-------- INFORMATION SHOWN
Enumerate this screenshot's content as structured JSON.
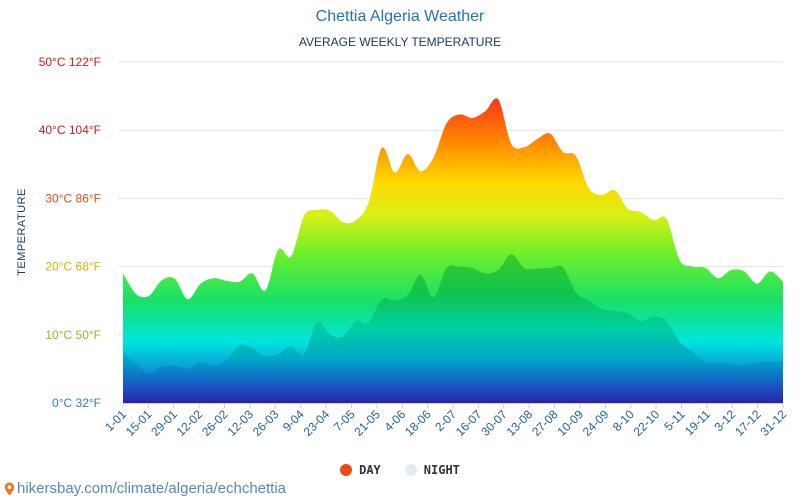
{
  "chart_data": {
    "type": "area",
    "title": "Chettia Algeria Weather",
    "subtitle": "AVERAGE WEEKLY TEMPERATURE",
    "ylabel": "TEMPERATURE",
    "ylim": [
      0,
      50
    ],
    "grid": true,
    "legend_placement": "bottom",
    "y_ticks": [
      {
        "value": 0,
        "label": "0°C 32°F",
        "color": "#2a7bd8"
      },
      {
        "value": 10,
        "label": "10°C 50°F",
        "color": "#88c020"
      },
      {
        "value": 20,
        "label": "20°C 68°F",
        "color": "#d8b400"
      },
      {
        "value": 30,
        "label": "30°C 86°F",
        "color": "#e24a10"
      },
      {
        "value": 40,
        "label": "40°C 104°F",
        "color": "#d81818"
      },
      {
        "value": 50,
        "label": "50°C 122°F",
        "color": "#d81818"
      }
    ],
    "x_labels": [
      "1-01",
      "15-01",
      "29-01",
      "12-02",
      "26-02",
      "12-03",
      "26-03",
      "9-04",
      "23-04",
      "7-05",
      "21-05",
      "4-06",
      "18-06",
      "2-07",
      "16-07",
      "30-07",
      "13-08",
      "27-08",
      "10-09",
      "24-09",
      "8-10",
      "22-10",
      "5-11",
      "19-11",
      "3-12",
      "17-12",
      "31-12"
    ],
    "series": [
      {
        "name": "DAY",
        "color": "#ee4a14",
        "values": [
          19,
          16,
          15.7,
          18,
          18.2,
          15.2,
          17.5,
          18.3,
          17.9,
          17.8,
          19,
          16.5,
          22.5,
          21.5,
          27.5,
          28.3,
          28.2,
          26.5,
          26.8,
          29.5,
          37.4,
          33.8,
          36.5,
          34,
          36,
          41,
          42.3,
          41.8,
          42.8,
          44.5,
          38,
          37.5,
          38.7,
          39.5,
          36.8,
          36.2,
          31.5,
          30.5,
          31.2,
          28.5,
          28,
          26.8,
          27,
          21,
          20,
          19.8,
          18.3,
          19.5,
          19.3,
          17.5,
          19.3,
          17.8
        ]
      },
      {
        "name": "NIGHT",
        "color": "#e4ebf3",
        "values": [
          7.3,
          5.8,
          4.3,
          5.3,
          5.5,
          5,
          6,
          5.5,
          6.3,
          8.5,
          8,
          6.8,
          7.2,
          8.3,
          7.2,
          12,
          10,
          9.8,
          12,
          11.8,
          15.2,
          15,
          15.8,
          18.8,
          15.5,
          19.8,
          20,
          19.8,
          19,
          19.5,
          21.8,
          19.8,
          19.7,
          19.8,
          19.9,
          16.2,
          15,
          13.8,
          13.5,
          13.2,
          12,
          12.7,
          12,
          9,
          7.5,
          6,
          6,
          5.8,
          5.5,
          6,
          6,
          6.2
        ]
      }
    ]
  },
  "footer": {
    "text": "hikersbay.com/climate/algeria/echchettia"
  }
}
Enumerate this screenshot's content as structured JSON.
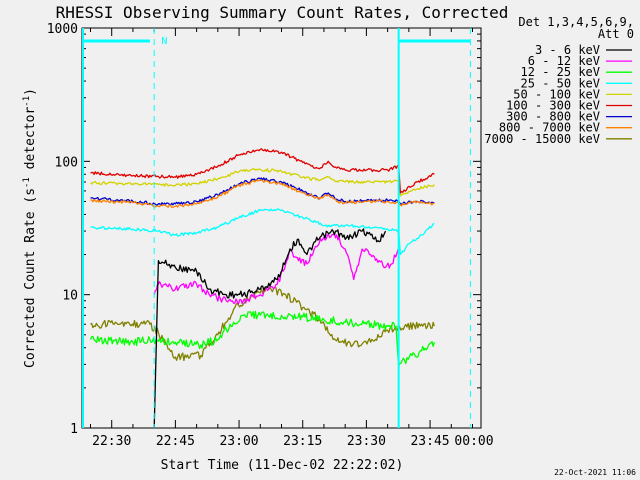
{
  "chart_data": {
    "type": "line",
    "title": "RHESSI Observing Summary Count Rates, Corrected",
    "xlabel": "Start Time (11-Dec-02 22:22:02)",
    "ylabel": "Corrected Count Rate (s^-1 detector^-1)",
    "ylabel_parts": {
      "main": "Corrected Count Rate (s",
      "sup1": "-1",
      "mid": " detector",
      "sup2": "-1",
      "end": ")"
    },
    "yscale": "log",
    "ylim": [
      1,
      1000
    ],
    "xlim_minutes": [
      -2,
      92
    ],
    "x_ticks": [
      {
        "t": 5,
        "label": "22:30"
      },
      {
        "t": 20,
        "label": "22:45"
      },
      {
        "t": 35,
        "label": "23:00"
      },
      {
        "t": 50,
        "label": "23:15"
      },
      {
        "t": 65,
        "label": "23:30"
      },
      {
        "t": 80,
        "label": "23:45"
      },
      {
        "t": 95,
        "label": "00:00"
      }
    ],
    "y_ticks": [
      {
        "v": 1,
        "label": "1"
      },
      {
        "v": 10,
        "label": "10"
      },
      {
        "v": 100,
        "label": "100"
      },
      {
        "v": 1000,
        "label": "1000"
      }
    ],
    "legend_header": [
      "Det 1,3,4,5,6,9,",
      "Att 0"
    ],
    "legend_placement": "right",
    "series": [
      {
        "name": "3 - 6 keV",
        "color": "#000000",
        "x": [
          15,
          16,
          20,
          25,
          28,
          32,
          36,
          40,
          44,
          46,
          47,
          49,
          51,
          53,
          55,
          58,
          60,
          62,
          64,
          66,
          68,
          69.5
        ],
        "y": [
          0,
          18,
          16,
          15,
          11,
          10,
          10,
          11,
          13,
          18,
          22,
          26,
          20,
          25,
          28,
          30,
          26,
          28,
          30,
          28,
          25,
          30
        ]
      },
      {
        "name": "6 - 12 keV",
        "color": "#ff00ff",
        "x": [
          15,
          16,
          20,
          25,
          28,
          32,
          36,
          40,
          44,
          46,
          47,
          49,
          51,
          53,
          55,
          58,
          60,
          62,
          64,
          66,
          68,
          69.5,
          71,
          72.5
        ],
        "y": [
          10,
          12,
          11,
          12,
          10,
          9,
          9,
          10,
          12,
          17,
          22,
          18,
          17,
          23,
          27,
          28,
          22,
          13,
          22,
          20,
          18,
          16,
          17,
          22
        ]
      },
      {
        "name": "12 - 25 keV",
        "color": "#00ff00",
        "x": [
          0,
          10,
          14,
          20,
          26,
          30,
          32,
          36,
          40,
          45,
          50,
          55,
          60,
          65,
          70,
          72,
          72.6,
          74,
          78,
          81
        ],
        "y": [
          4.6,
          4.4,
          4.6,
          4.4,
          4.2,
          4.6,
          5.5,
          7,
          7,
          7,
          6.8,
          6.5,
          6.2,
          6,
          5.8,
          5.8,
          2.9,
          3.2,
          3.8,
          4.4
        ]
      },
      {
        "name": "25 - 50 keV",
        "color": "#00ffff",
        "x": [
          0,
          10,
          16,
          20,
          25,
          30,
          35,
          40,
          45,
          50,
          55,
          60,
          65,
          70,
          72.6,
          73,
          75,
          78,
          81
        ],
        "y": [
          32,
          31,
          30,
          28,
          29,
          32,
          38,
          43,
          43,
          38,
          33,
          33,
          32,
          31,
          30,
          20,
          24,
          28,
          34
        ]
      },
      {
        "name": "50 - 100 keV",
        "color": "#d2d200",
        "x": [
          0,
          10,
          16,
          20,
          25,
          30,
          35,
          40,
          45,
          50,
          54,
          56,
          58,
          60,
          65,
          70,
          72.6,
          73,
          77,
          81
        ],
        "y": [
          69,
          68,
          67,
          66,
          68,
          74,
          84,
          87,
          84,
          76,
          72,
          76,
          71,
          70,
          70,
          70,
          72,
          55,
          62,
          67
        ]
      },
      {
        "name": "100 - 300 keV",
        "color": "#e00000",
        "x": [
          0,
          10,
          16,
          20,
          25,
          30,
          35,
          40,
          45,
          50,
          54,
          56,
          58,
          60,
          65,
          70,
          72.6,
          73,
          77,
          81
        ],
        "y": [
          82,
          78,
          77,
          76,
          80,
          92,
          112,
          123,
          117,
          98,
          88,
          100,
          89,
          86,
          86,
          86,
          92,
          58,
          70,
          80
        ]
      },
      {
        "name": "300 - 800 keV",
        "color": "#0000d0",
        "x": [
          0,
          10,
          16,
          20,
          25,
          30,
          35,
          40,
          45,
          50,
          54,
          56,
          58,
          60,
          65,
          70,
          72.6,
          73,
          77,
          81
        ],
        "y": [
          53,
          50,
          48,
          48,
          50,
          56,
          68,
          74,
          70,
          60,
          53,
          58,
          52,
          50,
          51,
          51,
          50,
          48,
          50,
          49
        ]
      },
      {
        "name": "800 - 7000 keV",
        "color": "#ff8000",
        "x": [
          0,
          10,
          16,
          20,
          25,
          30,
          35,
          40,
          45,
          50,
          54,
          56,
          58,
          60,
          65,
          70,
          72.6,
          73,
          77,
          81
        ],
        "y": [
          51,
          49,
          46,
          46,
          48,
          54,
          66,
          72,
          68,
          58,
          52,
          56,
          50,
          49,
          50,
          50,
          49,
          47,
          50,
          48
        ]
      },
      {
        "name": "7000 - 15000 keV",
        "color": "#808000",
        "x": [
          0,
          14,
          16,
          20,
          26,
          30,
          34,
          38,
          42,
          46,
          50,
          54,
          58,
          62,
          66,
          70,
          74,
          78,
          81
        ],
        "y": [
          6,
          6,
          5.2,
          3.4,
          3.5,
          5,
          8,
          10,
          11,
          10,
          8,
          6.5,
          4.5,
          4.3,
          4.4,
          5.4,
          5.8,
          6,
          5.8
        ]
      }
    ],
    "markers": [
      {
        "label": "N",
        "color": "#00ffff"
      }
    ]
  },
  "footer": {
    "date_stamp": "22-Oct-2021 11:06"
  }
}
----------------
STATED EXERCISE - Gather every line from the listing above in which "TEMPERATURE" appears, and copy those lines.

OUTPUT OF THE TASK -
    "subtitle": "AVERAGE WEEKLY TEMPERATURE",
    "ylabel": "TEMPERATURE",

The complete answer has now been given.